To do ▸
Report each line of the items below that contains the word "your", copying the line in full. Case counts.

Data supplied ▸
-- -- --

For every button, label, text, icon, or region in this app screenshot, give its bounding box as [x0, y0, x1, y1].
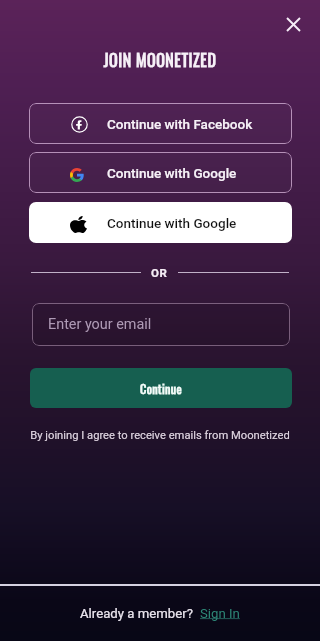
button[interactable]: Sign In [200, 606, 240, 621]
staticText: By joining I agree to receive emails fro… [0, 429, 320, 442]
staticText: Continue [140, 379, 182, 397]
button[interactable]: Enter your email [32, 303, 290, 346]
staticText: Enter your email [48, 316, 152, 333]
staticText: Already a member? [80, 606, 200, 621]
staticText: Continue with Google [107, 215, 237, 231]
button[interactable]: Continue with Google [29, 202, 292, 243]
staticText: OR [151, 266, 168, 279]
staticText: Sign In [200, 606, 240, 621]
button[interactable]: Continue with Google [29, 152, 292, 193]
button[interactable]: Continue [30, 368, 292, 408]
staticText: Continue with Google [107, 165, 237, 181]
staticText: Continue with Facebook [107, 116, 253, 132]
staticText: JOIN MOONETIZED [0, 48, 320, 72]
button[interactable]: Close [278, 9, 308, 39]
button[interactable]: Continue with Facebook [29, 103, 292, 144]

-- -- --

Answer for the task ▸
button[interactable]: Enter your email [32, 303, 290, 346]
staticText: Enter your email [48, 316, 152, 333]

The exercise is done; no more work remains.